— Begin —
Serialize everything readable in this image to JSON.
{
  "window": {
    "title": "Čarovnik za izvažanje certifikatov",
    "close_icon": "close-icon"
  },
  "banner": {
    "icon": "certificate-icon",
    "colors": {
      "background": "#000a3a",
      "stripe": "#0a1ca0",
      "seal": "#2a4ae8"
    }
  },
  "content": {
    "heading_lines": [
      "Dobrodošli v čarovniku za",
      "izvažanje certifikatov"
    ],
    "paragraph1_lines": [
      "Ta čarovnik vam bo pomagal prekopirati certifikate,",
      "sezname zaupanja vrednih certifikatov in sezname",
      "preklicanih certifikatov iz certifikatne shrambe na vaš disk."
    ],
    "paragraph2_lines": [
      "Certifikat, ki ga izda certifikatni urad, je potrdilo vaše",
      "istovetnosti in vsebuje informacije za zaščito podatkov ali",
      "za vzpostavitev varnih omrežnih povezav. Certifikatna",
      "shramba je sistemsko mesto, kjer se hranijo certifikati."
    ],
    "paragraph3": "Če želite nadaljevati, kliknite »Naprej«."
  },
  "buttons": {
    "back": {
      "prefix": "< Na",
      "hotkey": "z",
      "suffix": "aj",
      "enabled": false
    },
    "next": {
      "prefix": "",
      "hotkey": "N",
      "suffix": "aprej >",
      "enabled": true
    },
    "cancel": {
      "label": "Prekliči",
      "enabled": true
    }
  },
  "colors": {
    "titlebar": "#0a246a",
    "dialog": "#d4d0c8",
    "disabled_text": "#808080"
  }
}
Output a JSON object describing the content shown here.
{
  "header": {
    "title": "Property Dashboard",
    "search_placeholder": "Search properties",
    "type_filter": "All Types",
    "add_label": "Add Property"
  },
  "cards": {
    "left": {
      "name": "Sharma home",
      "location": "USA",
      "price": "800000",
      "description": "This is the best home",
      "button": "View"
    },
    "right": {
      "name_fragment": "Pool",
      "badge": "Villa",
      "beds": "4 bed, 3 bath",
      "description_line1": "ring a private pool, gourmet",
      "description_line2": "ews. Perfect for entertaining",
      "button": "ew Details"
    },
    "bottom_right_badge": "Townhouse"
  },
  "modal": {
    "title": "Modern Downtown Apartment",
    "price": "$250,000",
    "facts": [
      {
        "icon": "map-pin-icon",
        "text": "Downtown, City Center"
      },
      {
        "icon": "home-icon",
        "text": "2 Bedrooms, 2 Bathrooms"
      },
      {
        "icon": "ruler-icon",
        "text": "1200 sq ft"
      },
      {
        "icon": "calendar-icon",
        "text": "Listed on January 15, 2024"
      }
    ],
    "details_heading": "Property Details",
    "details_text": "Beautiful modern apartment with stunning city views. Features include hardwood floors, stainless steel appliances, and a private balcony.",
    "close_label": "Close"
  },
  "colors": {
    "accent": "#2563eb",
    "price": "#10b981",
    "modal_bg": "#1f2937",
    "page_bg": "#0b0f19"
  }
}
— End —
- Aim of the exercise -
Show the lines of the records that include the string "izvažanje".

- Final result -
    "title": "Čarovnik za izvažanje certifikatov",
      "izvažanje certifikatov"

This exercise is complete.